| Excerpt provided |
[Start of Attachment]

There are rare exceptions, like Hornell having back-to-back games scheduled in the Falls against the Power June 20-21 for the purpose of seeing the Natural Wonder that is the falls. For the most part, a team may have a three-game home stand, but it's usually against three different opponents.

If such a lifestyle during the twomonth NYCBL season helps players in their quest to reach the majors, or some level of professional ball once college is finished, they believe the grind is worth it.

"It prepares you for the next level," said 22-year-old pitcher Steven DeFratus, a senior at Division I Cal State Northridge and native of Oxnard, Calif. "The different crowds, meeting new people and doing interviews . . . you've got to be able to handle every aspect of the game on and off the field."

The NYCBL basically gives scouts a chance to see if any MLB talent has slipped through the cracks. Current major leaguers who played in the NYCBL during their collegiate careers include current Toronto Blue Jays shortstop and former Bison John Mc- Donald, Houston pitcher Brad Lidge and Atlanta Braves hurler Tim Hudson.

[End of Attachment]

| Excerpted records |
[Start of Attachment]

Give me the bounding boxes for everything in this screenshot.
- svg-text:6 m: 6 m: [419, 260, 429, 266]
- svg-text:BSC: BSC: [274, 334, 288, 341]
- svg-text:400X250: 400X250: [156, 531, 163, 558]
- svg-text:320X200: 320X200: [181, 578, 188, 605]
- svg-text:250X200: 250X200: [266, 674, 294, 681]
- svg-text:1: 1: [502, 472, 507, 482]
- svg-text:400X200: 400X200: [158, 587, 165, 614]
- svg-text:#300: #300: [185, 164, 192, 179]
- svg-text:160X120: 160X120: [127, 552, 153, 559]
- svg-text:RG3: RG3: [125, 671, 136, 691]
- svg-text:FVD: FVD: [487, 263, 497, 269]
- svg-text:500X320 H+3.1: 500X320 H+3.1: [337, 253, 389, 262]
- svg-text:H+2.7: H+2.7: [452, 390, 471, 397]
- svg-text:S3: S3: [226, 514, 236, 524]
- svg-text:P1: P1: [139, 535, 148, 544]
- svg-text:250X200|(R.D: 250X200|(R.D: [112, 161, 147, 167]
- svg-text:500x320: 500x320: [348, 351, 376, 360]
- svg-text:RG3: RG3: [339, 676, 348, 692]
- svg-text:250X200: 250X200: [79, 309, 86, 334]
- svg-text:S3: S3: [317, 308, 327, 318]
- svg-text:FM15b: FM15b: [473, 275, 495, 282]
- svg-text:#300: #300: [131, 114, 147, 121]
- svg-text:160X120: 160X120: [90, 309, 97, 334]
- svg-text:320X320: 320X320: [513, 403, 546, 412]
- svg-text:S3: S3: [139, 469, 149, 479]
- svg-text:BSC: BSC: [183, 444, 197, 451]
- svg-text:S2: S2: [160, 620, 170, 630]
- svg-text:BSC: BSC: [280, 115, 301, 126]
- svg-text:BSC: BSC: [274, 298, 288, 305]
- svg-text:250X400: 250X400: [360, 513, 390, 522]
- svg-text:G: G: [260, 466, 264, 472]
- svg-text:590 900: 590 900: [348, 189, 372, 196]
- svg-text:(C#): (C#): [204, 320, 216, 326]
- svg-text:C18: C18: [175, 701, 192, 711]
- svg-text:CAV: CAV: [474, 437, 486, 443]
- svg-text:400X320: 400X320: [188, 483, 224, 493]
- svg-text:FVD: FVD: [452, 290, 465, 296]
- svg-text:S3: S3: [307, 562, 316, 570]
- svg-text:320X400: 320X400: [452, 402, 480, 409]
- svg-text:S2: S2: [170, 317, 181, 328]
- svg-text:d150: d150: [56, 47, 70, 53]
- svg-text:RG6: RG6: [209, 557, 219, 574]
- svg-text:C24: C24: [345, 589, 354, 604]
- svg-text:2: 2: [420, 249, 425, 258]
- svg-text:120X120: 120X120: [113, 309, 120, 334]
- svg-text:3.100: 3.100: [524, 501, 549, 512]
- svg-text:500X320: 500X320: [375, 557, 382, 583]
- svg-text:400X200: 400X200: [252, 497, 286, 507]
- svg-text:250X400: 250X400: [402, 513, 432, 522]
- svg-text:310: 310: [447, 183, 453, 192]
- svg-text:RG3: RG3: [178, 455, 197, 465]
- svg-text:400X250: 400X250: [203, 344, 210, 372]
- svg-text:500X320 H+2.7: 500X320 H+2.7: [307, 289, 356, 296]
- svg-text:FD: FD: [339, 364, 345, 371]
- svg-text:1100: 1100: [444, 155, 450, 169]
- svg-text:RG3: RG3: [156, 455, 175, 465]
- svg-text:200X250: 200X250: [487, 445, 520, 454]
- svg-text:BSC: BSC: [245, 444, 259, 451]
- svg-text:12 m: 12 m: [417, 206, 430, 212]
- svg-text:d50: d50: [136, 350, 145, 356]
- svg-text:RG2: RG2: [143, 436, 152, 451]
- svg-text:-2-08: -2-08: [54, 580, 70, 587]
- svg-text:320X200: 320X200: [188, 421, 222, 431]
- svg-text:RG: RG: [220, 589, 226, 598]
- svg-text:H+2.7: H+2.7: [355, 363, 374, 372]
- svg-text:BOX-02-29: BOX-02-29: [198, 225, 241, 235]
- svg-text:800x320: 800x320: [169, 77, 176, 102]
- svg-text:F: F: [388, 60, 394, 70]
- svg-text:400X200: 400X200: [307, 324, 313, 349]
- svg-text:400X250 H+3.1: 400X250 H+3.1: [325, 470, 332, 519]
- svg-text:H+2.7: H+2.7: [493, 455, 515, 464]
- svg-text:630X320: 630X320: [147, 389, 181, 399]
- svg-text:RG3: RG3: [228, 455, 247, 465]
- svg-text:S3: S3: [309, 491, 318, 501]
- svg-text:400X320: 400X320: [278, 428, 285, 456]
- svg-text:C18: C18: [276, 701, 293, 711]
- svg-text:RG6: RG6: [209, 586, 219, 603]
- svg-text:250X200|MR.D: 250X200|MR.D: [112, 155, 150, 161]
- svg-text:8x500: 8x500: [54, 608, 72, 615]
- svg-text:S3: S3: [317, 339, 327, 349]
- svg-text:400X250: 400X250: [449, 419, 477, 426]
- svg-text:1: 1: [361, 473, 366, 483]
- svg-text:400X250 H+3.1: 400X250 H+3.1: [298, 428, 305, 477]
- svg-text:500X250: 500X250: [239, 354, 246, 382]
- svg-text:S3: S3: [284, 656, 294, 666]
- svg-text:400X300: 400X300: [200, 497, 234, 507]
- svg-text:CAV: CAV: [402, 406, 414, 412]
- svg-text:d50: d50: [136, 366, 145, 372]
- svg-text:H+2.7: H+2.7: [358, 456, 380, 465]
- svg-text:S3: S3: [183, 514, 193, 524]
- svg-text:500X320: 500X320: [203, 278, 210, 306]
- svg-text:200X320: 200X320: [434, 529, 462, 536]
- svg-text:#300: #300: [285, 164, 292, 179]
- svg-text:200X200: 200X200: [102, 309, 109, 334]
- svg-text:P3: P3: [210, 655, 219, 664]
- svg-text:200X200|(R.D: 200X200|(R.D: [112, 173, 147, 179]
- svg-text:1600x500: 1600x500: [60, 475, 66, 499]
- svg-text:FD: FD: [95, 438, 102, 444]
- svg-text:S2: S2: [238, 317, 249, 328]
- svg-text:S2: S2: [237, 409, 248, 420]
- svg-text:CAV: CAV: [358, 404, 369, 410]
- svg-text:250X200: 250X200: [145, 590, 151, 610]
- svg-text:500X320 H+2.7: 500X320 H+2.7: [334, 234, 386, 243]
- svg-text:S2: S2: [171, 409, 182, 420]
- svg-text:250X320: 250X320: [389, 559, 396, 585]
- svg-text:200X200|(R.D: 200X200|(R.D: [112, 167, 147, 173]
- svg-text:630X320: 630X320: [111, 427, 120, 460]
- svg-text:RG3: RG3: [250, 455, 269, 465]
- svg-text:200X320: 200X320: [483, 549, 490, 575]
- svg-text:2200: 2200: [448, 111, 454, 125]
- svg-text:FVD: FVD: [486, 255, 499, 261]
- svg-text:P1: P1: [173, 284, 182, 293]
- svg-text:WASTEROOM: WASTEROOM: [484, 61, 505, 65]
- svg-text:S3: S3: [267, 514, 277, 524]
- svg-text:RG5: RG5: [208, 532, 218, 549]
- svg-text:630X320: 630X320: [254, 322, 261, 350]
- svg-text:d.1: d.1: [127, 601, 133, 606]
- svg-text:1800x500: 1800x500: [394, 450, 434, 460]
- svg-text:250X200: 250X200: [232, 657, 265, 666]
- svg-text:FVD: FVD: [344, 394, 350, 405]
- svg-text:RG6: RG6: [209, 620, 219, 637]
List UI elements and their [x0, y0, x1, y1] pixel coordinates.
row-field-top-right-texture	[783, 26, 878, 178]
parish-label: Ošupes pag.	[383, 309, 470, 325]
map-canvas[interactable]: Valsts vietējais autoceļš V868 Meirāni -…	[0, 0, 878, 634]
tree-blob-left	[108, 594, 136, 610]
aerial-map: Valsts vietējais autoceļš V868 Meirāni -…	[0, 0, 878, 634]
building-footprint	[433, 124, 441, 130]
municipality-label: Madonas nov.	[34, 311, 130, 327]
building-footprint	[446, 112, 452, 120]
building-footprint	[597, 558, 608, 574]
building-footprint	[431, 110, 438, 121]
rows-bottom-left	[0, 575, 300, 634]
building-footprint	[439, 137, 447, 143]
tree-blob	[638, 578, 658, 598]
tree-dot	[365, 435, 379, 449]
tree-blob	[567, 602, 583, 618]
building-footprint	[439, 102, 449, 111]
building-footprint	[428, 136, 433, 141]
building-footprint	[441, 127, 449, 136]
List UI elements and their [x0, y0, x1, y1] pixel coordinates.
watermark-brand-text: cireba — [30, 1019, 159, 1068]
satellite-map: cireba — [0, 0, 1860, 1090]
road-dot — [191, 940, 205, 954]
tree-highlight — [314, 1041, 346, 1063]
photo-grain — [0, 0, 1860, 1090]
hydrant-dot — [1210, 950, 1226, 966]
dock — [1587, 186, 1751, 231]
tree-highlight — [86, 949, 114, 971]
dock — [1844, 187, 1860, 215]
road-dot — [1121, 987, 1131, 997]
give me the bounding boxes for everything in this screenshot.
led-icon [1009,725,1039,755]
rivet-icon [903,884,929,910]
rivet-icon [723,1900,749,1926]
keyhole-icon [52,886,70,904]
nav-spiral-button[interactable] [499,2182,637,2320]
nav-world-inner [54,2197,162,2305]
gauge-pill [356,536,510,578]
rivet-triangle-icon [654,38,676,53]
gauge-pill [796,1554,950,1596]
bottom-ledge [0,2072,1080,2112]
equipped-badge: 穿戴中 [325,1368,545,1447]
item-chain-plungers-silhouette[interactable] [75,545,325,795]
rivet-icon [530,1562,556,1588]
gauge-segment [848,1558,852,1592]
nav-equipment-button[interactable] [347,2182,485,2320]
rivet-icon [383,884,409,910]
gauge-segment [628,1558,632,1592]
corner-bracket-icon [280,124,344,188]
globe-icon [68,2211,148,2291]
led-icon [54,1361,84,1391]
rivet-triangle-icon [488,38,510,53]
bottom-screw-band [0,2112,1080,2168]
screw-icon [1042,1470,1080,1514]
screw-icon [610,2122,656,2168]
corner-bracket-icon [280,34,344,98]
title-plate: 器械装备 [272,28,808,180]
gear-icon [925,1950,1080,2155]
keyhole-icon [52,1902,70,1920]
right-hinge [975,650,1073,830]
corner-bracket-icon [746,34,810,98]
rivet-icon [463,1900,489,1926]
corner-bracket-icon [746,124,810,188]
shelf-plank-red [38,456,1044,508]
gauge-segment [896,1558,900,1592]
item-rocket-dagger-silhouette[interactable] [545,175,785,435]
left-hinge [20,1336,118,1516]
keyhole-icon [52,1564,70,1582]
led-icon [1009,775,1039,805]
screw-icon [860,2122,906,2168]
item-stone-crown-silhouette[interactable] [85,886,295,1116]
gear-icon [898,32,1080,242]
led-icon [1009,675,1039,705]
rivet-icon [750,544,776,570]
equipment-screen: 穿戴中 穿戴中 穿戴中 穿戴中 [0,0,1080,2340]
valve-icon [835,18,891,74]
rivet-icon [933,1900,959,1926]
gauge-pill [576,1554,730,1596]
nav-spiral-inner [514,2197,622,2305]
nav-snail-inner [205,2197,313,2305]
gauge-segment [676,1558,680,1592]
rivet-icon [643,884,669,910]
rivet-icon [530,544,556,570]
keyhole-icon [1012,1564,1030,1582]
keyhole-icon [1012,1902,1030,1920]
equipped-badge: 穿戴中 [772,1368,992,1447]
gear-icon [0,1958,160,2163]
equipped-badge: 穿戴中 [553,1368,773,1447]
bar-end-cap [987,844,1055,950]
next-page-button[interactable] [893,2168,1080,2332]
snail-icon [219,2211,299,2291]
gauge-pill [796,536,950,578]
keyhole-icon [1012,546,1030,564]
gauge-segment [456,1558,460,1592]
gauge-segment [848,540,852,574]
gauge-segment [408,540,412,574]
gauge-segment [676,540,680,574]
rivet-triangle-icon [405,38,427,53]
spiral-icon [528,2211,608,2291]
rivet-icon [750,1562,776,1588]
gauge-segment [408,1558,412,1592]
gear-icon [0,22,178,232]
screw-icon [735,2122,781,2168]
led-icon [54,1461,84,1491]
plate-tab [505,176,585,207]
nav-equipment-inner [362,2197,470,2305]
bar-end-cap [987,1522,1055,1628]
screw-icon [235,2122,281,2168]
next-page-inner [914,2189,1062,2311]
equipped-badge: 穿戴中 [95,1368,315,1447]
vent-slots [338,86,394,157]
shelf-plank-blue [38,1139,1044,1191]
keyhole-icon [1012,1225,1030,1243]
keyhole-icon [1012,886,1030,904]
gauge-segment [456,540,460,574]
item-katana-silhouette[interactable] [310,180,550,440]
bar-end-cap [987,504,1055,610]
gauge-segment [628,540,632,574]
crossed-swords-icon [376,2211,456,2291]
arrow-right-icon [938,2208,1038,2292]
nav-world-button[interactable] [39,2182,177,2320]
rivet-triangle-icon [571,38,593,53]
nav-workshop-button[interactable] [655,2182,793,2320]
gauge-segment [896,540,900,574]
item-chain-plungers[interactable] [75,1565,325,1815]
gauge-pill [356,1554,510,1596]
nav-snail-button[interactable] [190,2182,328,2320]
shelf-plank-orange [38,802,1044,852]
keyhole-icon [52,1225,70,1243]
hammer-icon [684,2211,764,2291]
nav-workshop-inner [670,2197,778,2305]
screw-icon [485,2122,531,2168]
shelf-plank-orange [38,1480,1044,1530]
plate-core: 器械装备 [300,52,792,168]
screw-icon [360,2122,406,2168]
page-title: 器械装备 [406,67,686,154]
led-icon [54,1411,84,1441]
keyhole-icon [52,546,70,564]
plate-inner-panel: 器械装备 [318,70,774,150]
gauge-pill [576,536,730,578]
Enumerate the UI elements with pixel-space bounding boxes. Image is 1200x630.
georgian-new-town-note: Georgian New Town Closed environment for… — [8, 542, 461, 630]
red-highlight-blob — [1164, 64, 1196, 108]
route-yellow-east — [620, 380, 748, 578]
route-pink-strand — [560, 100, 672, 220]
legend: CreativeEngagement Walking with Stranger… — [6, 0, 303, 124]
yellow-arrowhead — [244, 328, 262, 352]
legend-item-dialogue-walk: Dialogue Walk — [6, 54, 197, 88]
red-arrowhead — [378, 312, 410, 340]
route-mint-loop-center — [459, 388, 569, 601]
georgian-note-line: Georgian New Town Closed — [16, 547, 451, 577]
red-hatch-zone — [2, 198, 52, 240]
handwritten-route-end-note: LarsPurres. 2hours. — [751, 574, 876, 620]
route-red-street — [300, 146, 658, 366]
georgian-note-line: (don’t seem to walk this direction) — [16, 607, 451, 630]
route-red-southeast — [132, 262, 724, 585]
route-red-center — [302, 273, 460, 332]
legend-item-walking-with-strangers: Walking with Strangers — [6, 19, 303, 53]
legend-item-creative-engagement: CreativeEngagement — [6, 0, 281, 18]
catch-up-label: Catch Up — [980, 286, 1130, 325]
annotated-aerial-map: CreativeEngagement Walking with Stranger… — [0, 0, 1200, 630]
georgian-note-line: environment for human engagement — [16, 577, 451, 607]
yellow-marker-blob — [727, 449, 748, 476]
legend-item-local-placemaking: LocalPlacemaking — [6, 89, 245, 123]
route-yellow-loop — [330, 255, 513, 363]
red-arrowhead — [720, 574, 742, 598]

[End of Attachment]

| Aim of the exercise |
Answer these questions about the excerpt on the NYCBL:
1. Which team does Hornell play in back-to-back games in the Falls, and on what dates?
2. What school does pitcher Steven DeFratus attend?
3. Which team does Brad Lidge pitch for?
The items play no part in this work.

| Task output |
1. The Power, June 20-21.
2. Cal State Northridge, a Division I school.
3. Houston.